#### Task:
Your task is to output all the records below, word for word.

Start Given records

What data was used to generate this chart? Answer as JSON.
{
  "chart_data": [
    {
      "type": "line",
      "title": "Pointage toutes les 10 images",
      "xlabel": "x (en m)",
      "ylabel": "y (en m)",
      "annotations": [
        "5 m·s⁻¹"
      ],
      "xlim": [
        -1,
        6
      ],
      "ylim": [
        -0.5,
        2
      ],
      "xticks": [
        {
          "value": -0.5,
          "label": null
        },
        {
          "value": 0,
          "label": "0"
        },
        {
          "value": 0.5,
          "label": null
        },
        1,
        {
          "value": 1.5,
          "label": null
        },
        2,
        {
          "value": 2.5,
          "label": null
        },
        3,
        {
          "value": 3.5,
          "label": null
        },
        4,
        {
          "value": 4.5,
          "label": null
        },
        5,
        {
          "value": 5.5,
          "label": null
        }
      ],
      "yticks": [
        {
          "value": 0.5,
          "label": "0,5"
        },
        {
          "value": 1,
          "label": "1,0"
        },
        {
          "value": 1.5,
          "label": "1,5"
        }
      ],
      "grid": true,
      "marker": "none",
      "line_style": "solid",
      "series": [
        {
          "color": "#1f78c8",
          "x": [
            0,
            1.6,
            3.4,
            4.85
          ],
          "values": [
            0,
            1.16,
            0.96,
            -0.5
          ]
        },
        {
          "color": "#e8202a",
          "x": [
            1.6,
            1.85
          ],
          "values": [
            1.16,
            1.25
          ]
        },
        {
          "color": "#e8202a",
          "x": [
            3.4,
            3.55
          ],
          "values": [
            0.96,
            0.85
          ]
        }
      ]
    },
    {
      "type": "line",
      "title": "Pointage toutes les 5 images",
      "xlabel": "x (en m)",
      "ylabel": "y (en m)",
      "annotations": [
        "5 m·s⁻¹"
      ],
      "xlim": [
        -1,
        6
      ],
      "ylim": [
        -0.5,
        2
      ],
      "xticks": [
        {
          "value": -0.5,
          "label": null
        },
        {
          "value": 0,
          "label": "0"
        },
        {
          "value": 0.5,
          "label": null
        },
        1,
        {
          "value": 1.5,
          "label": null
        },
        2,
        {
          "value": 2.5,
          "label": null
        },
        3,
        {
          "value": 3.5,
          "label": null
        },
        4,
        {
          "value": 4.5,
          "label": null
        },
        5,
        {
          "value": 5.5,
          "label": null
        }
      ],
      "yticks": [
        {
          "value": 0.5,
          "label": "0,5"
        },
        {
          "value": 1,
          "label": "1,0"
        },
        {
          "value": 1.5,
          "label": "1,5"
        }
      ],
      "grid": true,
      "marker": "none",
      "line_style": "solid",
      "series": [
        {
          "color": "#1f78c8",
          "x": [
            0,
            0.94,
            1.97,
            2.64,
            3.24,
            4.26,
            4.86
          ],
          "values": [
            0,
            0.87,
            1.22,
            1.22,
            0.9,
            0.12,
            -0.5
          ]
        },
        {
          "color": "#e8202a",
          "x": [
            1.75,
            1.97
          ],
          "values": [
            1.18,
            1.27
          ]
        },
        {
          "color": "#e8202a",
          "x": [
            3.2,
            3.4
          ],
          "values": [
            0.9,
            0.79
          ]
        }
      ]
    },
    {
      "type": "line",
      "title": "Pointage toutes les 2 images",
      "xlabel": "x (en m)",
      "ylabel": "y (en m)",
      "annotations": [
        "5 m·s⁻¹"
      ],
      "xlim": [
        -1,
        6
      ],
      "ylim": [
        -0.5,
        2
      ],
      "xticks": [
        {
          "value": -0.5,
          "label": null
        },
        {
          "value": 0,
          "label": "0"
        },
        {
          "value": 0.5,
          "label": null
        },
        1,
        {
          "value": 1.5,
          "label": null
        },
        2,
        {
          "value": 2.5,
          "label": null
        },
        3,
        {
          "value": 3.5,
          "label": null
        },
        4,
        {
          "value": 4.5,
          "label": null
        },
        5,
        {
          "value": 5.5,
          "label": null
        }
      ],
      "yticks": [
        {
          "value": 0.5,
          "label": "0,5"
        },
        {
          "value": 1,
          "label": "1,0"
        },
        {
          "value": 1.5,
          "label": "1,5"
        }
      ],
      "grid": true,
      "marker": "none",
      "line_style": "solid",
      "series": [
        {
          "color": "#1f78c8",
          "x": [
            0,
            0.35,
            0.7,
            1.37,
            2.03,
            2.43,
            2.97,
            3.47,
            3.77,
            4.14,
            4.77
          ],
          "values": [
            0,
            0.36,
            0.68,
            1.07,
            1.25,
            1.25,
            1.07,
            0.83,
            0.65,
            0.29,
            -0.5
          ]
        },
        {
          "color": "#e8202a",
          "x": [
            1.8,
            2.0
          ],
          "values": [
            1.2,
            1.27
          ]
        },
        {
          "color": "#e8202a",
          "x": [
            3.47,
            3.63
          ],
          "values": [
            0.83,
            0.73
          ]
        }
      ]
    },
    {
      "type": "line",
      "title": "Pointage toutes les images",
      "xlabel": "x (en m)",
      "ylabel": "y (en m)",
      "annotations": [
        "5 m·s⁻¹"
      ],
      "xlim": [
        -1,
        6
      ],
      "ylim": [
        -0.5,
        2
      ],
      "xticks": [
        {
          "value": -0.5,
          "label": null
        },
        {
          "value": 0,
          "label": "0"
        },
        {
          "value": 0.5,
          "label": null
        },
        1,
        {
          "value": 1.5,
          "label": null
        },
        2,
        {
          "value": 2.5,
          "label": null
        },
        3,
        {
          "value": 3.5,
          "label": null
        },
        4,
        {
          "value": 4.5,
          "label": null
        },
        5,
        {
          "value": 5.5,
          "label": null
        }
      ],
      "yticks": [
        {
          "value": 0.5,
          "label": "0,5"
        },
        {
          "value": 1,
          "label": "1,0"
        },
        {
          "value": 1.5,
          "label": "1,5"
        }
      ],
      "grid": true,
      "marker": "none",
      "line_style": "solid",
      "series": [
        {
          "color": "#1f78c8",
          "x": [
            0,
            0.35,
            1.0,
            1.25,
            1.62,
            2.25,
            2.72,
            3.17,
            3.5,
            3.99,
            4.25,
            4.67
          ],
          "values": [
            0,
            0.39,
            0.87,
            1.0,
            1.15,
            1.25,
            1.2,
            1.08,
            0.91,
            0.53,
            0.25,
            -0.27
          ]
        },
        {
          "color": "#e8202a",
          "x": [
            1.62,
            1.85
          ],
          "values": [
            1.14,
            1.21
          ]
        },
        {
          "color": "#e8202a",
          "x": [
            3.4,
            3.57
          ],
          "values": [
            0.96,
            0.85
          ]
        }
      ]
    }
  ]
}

End Given records

#### Correct response:
What data was used to generate this chart? Answer as JSON.
{
  "chart_data": [
    {
      "type": "line",
      "title": "Pointage toutes les 10 images",
      "xlabel": "x (en m)",
      "ylabel": "y (en m)",
      "annotations": [
        "5 m·s⁻¹"
      ],
      "xlim": [
        -1,
        6
      ],
      "ylim": [
        -0.5,
        2
      ],
      "xticks": [
        {
          "value": -0.5,
          "label": null
        },
        {
          "value": 0,
          "label": "0"
        },
        {
          "value": 0.5,
          "label": null
        },
        1,
        {
          "value": 1.5,
          "label": null
        },
        2,
        {
          "value": 2.5,
          "label": null
        },
        3,
        {
          "value": 3.5,
          "label": null
        },
        4,
        {
          "value": 4.5,
          "label": null
        },
        5,
        {
          "value": 5.5,
          "label": null
        }
      ],
      "yticks": [
        {
          "value": 0.5,
          "label": "0,5"
        },
        {
          "value": 1,
          "label": "1,0"
        },
        {
          "value": 1.5,
          "label": "1,5"
        }
      ],
      "grid": true,
      "marker": "none",
      "line_style": "solid",
      "series": [
        {
          "color": "#1f78c8",
          "x": [
            0,
            1.6,
            3.4,
            4.85
          ],
          "values": [
            0,
            1.16,
            0.96,
            -0.5
          ]
        },
        {
          "color": "#e8202a",
          "x": [
            1.6,
            1.85
          ],
          "values": [
            1.16,
            1.25
          ]
        },
        {
          "color": "#e8202a",
          "x": [
            3.4,
            3.55
          ],
          "values": [
            0.96,
            0.85
          ]
        }
      ]
    },
    {
      "type": "line",
      "title": "Pointage toutes les 5 images",
      "xlabel": "x (en m)",
      "ylabel": "y (en m)",
      "annotations": [
        "5 m·s⁻¹"
      ],
      "xlim": [
        -1,
        6
      ],
      "ylim": [
        -0.5,
        2
      ],
      "xticks": [
        {
          "value": -0.5,
          "label": null
        },
        {
          "value": 0,
          "label": "0"
        },
        {
          "value": 0.5,
          "label": null
        },
        1,
        {
          "value": 1.5,
          "label": null
        },
        2,
        {
          "value": 2.5,
          "label": null
        },
        3,
        {
          "value": 3.5,
          "label": null
        },
        4,
        {
          "value": 4.5,
          "label": null
        },
        5,
        {
          "value": 5.5,
          "label": null
        }
      ],
      "yticks": [
        {
          "value": 0.5,
          "label": "0,5"
        },
        {
          "value": 1,
          "label": "1,0"
        },
        {
          "value": 1.5,
          "label": "1,5"
        }
      ],
      "grid": true,
      "marker": "none",
      "line_style": "solid",
      "series": [
        {
          "color": "#1f78c8",
          "x": [
            0,
            0.94,
            1.97,
            2.64,
            3.24,
            4.26,
            4.86
          ],
          "values": [
            0,
            0.87,
            1.22,
            1.22,
            0.9,
            0.12,
            -0.5
          ]
        },
        {
          "color": "#e8202a",
          "x": [
            1.75,
            1.97
          ],
          "values": [
            1.18,
            1.27
          ]
        },
        {
          "color": "#e8202a",
          "x": [
            3.2,
            3.4
          ],
          "values": [
            0.9,
            0.79
          ]
        }
      ]
    },
    {
      "type": "line",
      "title": "Pointage toutes les 2 images",
      "xlabel": "x (en m)",
      "ylabel": "y (en m)",
      "annotations": [
        "5 m·s⁻¹"
      ],
      "xlim": [
        -1,
        6
      ],
      "ylim": [
        -0.5,
        2
      ],
      "xticks": [
        {
          "value": -0.5,
          "label": null
        },
        {
          "value": 0,
          "label": "0"
        },
        {
          "value": 0.5,
          "label": null
        },
        1,
        {
          "value": 1.5,
          "label": null
        },
        2,
        {
          "value": 2.5,
          "label": null
        },
        3,
        {
          "value": 3.5,
          "label": null
        },
        4,
        {
          "value": 4.5,
          "label": null
        },
        5,
        {
          "value": 5.5,
          "label": null
        }
      ],
      "yticks": [
        {
          "value": 0.5,
          "label": "0,5"
        },
        {
          "value": 1,
          "label": "1,0"
        },
        {
          "value": 1.5,
          "label": "1,5"
        }
      ],
      "grid": true,
      "marker": "none",
      "line_style": "solid",
      "series": [
        {
          "color": "#1f78c8",
          "x": [
            0,
            0.35,
            0.7,
            1.37,
            2.03,
            2.43,
            2.97,
            3.47,
            3.77,
            4.14,
            4.77
          ],
          "values": [
            0,
            0.36,
            0.68,
            1.07,
            1.25,
            1.25,
            1.07,
            0.83,
            0.65,
            0.29,
            -0.5
          ]
        },
        {
          "color": "#e8202a",
          "x": [
            1.8,
            2.0
          ],
          "values": [
            1.2,
            1.27
          ]
        },
        {
          "color": "#e8202a",
          "x": [
            3.47,
            3.63
          ],
          "values": [
            0.83,
            0.73
          ]
        }
      ]
    },
    {
      "type": "line",
      "title": "Pointage toutes les images",
      "xlabel": "x (en m)",
      "ylabel": "y (en m)",
      "annotations": [
        "5 m·s⁻¹"
      ],
      "xlim": [
        -1,
        6
      ],
      "ylim": [
        -0.5,
        2
      ],
      "xticks": [
        {
          "value": -0.5,
          "label": null
        },
        {
          "value": 0,
          "label": "0"
        },
        {
          "value": 0.5,
          "label": null
        },
        1,
        {
          "value": 1.5,
          "label": null
        },
        2,
        {
          "value": 2.5,
          "label": null
        },
        3,
        {
          "value": 3.5,
          "label": null
        },
        4,
        {
          "value": 4.5,
          "label": null
        },
        5,
        {
          "value": 5.5,
          "label": null
        }
      ],
      "yticks": [
        {
          "value": 0.5,
          "label": "0,5"
        },
        {
          "value": 1,
          "label": "1,0"
        },
        {
          "value": 1.5,
          "label": "1,5"
        }
      ],
      "grid": true,
      "marker": "none",
      "line_style": "solid",
      "series": [
        {
          "color": "#1f78c8",
          "x": [
            0,
            0.35,
            1.0,
            1.25,
            1.62,
            2.25,
            2.72,
            3.17,
            3.5,
            3.99,
            4.25,
            4.67
          ],
          "values": [
            0,
            0.39,
            0.87,
            1.0,
            1.15,
            1.25,
            1.2,
            1.08,
            0.91,
            0.53,
            0.25,
            -0.27
          ]
        },
        {
          "color": "#e8202a",
          "x": [
            1.62,
            1.85
          ],
          "values": [
            1.14,
            1.21
          ]
        },
        {
          "color": "#e8202a",
          "x": [
            3.4,
            3.57
          ],
          "values": [
            0.96,
            0.85
          ]
        }
      ]
    }
  ]
}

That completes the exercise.